**Data entries**
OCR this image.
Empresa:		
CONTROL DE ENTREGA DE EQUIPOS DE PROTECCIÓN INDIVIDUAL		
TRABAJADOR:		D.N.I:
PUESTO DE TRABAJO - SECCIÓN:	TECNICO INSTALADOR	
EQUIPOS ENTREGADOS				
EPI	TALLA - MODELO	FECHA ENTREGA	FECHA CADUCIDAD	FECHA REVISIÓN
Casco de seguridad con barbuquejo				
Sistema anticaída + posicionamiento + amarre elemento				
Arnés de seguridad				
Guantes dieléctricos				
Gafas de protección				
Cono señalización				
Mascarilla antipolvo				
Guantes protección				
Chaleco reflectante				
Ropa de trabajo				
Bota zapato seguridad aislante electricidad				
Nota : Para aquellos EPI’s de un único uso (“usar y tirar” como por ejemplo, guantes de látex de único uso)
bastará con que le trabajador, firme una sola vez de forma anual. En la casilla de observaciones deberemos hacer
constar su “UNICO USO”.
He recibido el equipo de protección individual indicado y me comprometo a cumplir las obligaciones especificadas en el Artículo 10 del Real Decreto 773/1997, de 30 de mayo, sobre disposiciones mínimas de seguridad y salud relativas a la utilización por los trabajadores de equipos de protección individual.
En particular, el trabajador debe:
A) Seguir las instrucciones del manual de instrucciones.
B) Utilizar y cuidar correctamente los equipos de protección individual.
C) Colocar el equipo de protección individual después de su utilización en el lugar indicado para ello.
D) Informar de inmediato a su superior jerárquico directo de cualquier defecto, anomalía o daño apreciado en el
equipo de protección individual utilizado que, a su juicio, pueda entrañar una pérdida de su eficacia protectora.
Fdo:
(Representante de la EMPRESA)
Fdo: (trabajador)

**DO THIS**
Collect the lines of the records that include the string "utilización".

**TASK ANSWER**
He recibido el equipo de protección individual indicado y me comprometo a cumplir las obligaciones especificadas en el Artículo 10 del Real Decreto 773/1997, de 30 de mayo, sobre disposiciones mínimas de seguridad y salud relativas a la utilización por los trabajadores de equipos de protección individual.
C) Colocar el equipo de protección individual después de su utilización en el lugar indicado para ello.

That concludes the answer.